EXERCISE INSTRUCTIONS => Each entry must be given again exactly; images do not belong in the copy.

[Stored records]
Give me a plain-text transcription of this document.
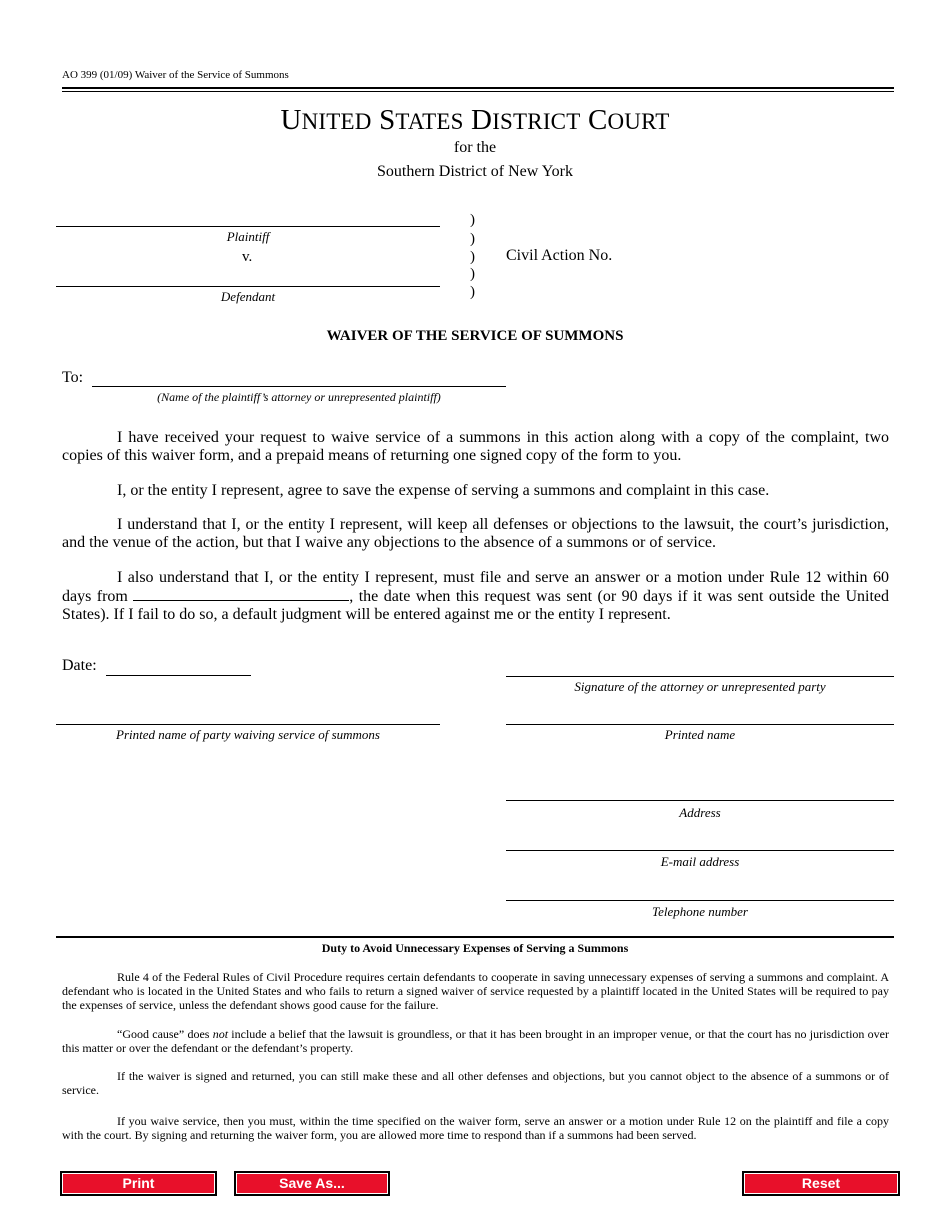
AO 399 (01/09) Waiver of the Service of Summons
UNITED STATES DISTRICT COURT
for the
Southern District of New York
Plaintiff
v.
Defendant
)
)
)
)
)
Civil Action No.
WAIVER OF THE SERVICE OF SUMMONS
To:
(Name of the plaintiff’s attorney or unrepresented plaintiff)
I have received your request to waive service of a summons in this action along with a copy of the complaint, two copies of this waiver form, and a prepaid means of returning one signed copy of the form to you.
I, or the entity I represent, agree to save the expense of serving a summons and complaint in this case.
I understand that I, or the entity I represent, will keep all defenses or objections to the lawsuit, the court’s jurisdiction, and the venue of the action, but that I waive any objections to the absence of a summons or of service.
I also understand that I, or the entity I represent, must file and serve an answer or a motion under Rule 12 within 60 days from	, the date when this request was sent (or 90 days if it was sent outside the United States). If I fail to do so, a default judgment will be entered against me or the entity I represent.
Date:
Signature of the attorney or unrepresented party
Printed name of party waiving service of summons	Printed name
Address
E-mail address
Telephone number
Duty to Avoid Unnecessary Expenses of Serving a Summons
Rule 4 of the Federal Rules of Civil Procedure requires certain defendants to cooperate in saving unnecessary expenses of serving a summons and complaint. A defendant who is located in the United States and who fails to return a signed waiver of service requested by a plaintiff located in the United States will be required to pay the expenses of service, unless the defendant shows good cause for the failure.
“Good cause” does not include a belief that the lawsuit is groundless, or that it has been brought in an improper venue, or that the court has no jurisdiction over this matter or over the defendant or the defendant’s property.
If the waiver is signed and returned, you can still make these and all other defenses and objections, but you cannot object to the absence of a summons or of service.
If you waive service, then you must, within the time specified on the waiver form, serve an answer or a motion under Rule 12 on the plaintiff and file a copy with the court. By signing and returning the waiver form, you are allowed more time to respond than if a summons had been served.
Print	Save As...	Reset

TASK SOLUTION =>
Give me a plain-text transcription of this document.
AO 399 (01/09) Waiver of the Service of Summons
UNITED STATES DISTRICT COURT
for the
Southern District of New York
Plaintiff
v.
Defendant
)
)
)
)
)
Civil Action No.
WAIVER OF THE SERVICE OF SUMMONS
To:
(Name of the plaintiff’s attorney or unrepresented plaintiff)
I have received your request to waive service of a summons in this action along with a copy of the complaint, two copies of this waiver form, and a prepaid means of returning one signed copy of the form to you.
I, or the entity I represent, agree to save the expense of serving a summons and complaint in this case.
I understand that I, or the entity I represent, will keep all defenses or objections to the lawsuit, the court’s jurisdiction, and the venue of the action, but that I waive any objections to the absence of a summons or of service.
I also understand that I, or the entity I represent, must file and serve an answer or a motion under Rule 12 within 60 days from	, the date when this request was sent (or 90 days if it was sent outside the United States). If I fail to do so, a default judgment will be entered against me or the entity I represent.
Date:
Signature of the attorney or unrepresented party
Printed name of party waiving service of summons	Printed name
Address
E-mail address
Telephone number
Duty to Avoid Unnecessary Expenses of Serving a Summons
Rule 4 of the Federal Rules of Civil Procedure requires certain defendants to cooperate in saving unnecessary expenses of serving a summons and complaint. A defendant who is located in the United States and who fails to return a signed waiver of service requested by a plaintiff located in the United States will be required to pay the expenses of service, unless the defendant shows good cause for the failure.
“Good cause” does not include a belief that the lawsuit is groundless, or that it has been brought in an improper venue, or that the court has no jurisdiction over this matter or over the defendant or the defendant’s property.
If the waiver is signed and returned, you can still make these and all other defenses and objections, but you cannot object to the absence of a summons or of service.
If you waive service, then you must, within the time specified on the waiver form, serve an answer or a motion under Rule 12 on the plaintiff and file a copy with the court. By signing and returning the waiver form, you are allowed more time to respond than if a summons had been served.
Print	Save As...	Reset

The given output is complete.